So have you seen the new Know Your A1c national public education campaign? It’s supported by a coalition of all the big names in diabetes organizations — the ADA, JDRF, American Association of Diabetes Educators and the National Council of La Raza (the nation’s biggest Hispanic D-advocacy group) — and backed by a half-dozen major D-pharma players — Abbott, Bayer, LifeScan, Roche, Novartis, Novo Nordisk, and Sanofi-Aventis.
Expert observers say the campaign “signals a watershed for recognizing diabetes as a public health crisis,” bringing the condition “unprecedented public attention.” Watch the video of top D-consultant Kelly Close explaining its import HERE.
Personally, my first reaction was: The ADA and the JDRF working together? Now that IS a “watershed” move… Then I viewed the spot, and just loved the bit about the shrimp scampi. Funny approach! Thank goodness for that.
Of course, at the base of it, I think anything we can do to get people with diabetes aware of their own state of health is fabulous. Kudos to these organizations for reaching out to the masses this way.
But here’s what frustrates me a bit:
As Scott points out: “having a number is useless unless the patient has a relationship with a healthcare team, so merely pushing (people) to get the A1c test falls woefully short of what is really needed — comprehensive diabetes education combined with regular care and constant vigilance.”
With diabetes, it’s always a focus on the darn numbers, often with far too little explanation of what these numbers really mean to a patient, or what the patient can actually DO to improve their numbers if they aren’t good.
While I was writing our Know Your Numbers book last summer, a friend of mine from college who was recently diagnosed with Type 2 called to ask me “an embarrassing question.” What he said was this:
“So they sent me home with this glucose meter… but my numbers are just high all the time… what I am supposed to do with these numbers, anyway?”
Wow. How ridiculous! This is a highly educated guy (with a master’s degree, running a university IT department), and even he didn’t get a decent explanation from his doctor of why or how to use the information his BG meter provides. But he was using his meter, and getting the numbers. So by some counts, he was “taking care of his diabetes.” Aaaarrgh!!

* _Task to carry out_:
In the post about the Know Your A1c campaign, replace "campaign" with "initiative" in the passage starting at "So have you" and ending at "its import HERE.". Give that passage with the change.

* _Given entries_:
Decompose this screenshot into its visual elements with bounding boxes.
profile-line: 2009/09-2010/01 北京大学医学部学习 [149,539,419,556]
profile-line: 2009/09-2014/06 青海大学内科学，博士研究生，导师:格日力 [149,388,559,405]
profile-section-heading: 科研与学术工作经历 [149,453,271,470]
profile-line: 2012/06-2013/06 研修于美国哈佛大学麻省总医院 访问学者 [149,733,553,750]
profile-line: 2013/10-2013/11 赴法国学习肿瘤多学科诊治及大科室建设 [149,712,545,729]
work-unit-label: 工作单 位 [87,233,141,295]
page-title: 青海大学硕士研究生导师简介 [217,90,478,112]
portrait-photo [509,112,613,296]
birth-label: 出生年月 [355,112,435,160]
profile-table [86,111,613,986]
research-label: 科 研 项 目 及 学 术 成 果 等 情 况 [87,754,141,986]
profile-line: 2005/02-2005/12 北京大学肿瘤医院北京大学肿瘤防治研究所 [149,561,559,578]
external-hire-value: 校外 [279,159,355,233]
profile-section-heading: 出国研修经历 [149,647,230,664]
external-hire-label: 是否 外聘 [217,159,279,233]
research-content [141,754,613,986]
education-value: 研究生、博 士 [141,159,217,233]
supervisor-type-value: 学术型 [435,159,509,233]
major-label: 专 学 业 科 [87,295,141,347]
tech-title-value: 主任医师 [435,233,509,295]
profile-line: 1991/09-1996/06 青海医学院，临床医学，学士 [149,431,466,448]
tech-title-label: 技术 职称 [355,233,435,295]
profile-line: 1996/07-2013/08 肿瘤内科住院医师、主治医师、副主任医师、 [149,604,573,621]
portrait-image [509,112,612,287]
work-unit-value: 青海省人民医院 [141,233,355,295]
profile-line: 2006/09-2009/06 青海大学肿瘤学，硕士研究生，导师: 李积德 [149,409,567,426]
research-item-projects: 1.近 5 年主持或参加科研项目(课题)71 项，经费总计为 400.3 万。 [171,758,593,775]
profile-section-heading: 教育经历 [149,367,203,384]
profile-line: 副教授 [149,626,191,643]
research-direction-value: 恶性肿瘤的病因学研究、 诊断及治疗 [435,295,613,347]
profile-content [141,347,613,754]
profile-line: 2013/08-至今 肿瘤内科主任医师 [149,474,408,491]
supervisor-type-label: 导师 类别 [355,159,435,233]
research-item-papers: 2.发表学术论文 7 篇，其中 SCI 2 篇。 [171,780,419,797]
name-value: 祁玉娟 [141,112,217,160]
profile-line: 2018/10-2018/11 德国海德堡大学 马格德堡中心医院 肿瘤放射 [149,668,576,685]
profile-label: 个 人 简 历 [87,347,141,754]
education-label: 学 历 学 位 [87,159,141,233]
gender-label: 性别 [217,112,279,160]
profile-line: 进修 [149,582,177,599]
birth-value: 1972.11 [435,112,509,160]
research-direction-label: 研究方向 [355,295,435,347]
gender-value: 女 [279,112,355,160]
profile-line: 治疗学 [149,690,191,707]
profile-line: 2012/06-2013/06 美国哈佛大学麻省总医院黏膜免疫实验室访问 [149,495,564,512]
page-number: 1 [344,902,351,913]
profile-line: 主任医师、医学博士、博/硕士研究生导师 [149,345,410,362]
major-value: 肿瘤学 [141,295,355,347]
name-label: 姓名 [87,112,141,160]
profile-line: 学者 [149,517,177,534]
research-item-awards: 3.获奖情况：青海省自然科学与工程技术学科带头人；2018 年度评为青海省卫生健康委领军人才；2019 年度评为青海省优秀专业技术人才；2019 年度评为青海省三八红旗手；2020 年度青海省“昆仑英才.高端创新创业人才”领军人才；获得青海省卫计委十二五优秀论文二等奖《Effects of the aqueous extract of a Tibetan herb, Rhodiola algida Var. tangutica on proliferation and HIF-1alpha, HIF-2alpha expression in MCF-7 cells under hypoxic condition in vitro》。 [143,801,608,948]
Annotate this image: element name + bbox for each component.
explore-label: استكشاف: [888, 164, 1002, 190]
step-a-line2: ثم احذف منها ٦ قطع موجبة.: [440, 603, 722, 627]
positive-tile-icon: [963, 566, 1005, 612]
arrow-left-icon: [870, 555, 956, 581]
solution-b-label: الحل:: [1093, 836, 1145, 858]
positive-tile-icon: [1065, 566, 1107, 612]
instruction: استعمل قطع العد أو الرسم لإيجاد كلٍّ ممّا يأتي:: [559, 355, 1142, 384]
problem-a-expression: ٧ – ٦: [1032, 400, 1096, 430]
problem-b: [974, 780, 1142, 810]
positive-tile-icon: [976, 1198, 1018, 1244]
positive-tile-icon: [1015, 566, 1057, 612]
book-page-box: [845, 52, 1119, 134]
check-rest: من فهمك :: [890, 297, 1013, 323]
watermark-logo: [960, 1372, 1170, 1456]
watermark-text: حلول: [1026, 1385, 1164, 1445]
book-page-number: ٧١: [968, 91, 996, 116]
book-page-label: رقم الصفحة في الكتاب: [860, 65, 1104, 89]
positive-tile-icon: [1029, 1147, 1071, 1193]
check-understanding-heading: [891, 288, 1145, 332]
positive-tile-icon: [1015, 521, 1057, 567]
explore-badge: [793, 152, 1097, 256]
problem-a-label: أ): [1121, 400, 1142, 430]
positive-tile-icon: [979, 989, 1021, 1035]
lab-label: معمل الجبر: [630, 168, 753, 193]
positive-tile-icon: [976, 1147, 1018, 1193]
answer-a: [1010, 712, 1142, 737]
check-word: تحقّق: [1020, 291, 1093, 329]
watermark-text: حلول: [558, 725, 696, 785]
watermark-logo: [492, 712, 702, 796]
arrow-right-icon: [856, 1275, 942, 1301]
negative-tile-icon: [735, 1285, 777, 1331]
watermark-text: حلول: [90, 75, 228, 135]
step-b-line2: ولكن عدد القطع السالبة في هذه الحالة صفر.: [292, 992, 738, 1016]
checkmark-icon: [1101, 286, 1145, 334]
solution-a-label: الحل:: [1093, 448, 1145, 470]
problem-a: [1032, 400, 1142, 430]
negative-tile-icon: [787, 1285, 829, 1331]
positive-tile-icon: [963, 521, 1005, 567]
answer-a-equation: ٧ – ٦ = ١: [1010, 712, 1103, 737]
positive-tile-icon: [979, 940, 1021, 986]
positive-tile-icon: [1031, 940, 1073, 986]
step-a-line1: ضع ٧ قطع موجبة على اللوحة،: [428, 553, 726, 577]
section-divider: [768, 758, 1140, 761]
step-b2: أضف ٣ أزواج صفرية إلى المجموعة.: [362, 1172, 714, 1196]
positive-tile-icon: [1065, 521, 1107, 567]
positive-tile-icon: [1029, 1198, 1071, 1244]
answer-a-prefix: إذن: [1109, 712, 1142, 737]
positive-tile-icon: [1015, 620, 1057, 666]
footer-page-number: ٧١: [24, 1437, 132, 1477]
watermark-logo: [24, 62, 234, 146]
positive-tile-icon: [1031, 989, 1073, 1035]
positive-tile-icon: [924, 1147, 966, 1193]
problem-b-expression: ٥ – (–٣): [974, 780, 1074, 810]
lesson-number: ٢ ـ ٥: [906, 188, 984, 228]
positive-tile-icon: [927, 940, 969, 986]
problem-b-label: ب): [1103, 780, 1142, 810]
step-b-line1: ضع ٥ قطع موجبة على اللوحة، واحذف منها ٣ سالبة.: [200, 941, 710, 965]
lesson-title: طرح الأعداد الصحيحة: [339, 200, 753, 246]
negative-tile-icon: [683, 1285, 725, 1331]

* _Problem solution_:
So have you seen the new Know Your A1c national public education initiative? It’s supported by a coalition of all the big names in diabetes organizations — the ADA, JDRF, American Association of Diabetes Educators and the National Council of La Raza (the nation’s biggest Hispanic D-advocacy group) — and backed by a half-dozen major D-pharma players — Abbott, Bayer, LifeScan, Roche, Novartis, Novo Nordisk, and Sanofi-Aventis.
Expert observers say the initiative “signals a watershed for recognizing diabetes as a public health crisis,” bringing the condition “unprecedented public attention.” Watch the video of top D-consultant Kelly Close explaining its import HERE.